*Written exercise*.
Count lines with the string "attributes" in them. State the number alone.

*Rows*.

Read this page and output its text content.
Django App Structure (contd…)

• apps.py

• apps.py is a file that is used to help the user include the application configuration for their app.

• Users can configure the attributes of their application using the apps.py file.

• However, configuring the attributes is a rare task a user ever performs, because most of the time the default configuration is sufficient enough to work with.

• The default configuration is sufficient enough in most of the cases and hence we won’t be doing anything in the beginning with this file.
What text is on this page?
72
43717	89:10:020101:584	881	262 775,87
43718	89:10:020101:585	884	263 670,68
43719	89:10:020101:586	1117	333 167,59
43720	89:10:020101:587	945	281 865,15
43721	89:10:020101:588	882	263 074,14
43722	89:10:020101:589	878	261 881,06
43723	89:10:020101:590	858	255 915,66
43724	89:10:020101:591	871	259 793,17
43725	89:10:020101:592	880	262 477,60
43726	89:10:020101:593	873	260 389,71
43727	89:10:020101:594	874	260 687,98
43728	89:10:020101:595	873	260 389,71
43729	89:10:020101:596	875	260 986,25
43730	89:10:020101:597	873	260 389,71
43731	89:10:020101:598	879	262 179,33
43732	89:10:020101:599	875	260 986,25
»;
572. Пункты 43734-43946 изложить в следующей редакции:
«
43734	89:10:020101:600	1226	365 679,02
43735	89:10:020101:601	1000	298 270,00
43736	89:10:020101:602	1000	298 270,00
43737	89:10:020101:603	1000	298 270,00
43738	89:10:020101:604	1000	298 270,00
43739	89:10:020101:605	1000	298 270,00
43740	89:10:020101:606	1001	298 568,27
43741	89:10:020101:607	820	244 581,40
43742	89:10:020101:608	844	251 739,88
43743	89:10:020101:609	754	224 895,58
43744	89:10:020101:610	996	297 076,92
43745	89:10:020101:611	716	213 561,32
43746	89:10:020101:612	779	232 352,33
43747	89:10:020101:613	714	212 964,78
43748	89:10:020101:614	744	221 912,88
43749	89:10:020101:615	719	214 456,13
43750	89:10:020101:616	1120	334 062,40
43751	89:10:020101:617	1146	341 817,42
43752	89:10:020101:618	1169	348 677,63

*Complete output*.
2